WHAT IS REQUIRED: Repeat each line of the material exactly.

GIVEN ENTRIES:
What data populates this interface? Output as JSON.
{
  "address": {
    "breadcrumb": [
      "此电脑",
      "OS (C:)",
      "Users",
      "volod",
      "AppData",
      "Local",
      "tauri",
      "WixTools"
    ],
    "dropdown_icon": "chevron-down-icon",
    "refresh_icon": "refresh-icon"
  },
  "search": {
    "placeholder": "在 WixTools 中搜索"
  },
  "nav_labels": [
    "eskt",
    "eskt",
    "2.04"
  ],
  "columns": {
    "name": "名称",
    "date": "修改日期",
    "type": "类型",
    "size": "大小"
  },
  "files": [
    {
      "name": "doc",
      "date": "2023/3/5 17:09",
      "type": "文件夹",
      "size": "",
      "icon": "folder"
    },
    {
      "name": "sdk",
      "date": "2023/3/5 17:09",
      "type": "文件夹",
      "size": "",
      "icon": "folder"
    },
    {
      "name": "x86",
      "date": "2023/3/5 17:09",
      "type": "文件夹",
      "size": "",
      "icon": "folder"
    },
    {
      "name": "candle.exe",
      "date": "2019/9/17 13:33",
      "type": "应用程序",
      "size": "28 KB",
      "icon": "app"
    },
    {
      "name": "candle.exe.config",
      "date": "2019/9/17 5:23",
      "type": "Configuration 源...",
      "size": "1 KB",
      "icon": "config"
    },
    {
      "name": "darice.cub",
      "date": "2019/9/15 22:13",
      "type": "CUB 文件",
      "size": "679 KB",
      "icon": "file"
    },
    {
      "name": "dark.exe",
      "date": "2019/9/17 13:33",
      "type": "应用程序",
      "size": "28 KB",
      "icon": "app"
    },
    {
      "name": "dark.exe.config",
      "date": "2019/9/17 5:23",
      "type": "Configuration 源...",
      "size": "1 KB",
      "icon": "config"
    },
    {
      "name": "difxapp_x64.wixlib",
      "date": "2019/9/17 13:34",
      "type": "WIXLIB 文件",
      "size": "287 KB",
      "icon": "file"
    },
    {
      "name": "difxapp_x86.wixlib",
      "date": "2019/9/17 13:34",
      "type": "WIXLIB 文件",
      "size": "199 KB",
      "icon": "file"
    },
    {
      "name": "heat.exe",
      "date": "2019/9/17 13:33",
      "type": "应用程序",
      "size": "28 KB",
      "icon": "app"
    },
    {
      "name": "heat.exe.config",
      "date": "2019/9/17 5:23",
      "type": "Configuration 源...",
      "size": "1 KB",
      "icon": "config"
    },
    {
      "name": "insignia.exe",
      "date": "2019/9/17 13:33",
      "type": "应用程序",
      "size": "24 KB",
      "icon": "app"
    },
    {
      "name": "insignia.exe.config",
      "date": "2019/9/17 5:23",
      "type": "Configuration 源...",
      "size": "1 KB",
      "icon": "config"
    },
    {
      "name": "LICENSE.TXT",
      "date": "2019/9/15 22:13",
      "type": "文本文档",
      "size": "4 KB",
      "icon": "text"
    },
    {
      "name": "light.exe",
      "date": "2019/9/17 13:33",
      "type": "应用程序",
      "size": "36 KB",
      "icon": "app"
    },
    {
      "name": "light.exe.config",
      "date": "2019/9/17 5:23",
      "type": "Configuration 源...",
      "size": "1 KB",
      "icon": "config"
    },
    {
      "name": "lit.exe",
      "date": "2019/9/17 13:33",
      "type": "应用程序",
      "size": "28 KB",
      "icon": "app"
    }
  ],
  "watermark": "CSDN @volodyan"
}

COMPLETE ANSWER:
What data populates this interface? Output as JSON.
{
  "address": {
    "breadcrumb": [
      "此电脑",
      "OS (C:)",
      "Users",
      "volod",
      "AppData",
      "Local",
      "tauri",
      "WixTools"
    ],
    "dropdown_icon": "chevron-down-icon",
    "refresh_icon": "refresh-icon"
  },
  "search": {
    "placeholder": "在 WixTools 中搜索"
  },
  "nav_labels": [
    "eskt",
    "eskt",
    "2.04"
  ],
  "columns": {
    "name": "名称",
    "date": "修改日期",
    "type": "类型",
    "size": "大小"
  },
  "files": [
    {
      "name": "doc",
      "date": "2023/3/5 17:09",
      "type": "文件夹",
      "size": "",
      "icon": "folder"
    },
    {
      "name": "sdk",
      "date": "2023/3/5 17:09",
      "type": "文件夹",
      "size": "",
      "icon": "folder"
    },
    {
      "name": "x86",
      "date": "2023/3/5 17:09",
      "type": "文件夹",
      "size": "",
      "icon": "folder"
    },
    {
      "name": "candle.exe",
      "date": "2019/9/17 13:33",
      "type": "应用程序",
      "size": "28 KB",
      "icon": "app"
    },
    {
      "name": "candle.exe.config",
      "date": "2019/9/17 5:23",
      "type": "Configuration 源...",
      "size": "1 KB",
      "icon": "config"
    },
    {
      "name": "darice.cub",
      "date": "2019/9/15 22:13",
      "type": "CUB 文件",
      "size": "679 KB",
      "icon": "file"
    },
    {
      "name": "dark.exe",
      "date": "2019/9/17 13:33",
      "type": "应用程序",
      "size": "28 KB",
      "icon": "app"
    },
    {
      "name": "dark.exe.config",
      "date": "2019/9/17 5:23",
      "type": "Configuration 源...",
      "size": "1 KB",
      "icon": "config"
    },
    {
      "name": "difxapp_x64.wixlib",
      "date": "2019/9/17 13:34",
      "type": "WIXLIB 文件",
      "size": "287 KB",
      "icon": "file"
    },
    {
      "name": "difxapp_x86.wixlib",
      "date": "2019/9/17 13:34",
      "type": "WIXLIB 文件",
      "size": "199 KB",
      "icon": "file"
    },
    {
      "name": "heat.exe",
      "date": "2019/9/17 13:33",
      "type": "应用程序",
      "size": "28 KB",
      "icon": "app"
    },
    {
      "name": "heat.exe.config",
      "date": "2019/9/17 5:23",
      "type": "Configuration 源...",
      "size": "1 KB",
      "icon": "config"
    },
    {
      "name": "insignia.exe",
      "date": "2019/9/17 13:33",
      "type": "应用程序",
      "size": "24 KB",
      "icon": "app"
    },
    {
      "name": "insignia.exe.config",
      "date": "2019/9/17 5:23",
      "type": "Configuration 源...",
      "size": "1 KB",
      "icon": "config"
    },
    {
      "name": "LICENSE.TXT",
      "date": "2019/9/15 22:13",
      "type": "文本文档",
      "size": "4 KB",
      "icon": "text"
    },
    {
      "name": "light.exe",
      "date": "2019/9/17 13:33",
      "type": "应用程序",
      "size": "36 KB",
      "icon": "app"
    },
    {
      "name": "light.exe.config",
      "date": "2019/9/17 5:23",
      "type": "Configuration 源...",
      "size": "1 KB",
      "icon": "config"
    },
    {
      "name": "lit.exe",
      "date": "2019/9/17 13:33",
      "type": "应用程序",
      "size": "28 KB",
      "icon": "app"
    }
  ],
  "watermark": "CSDN @volodyan"
}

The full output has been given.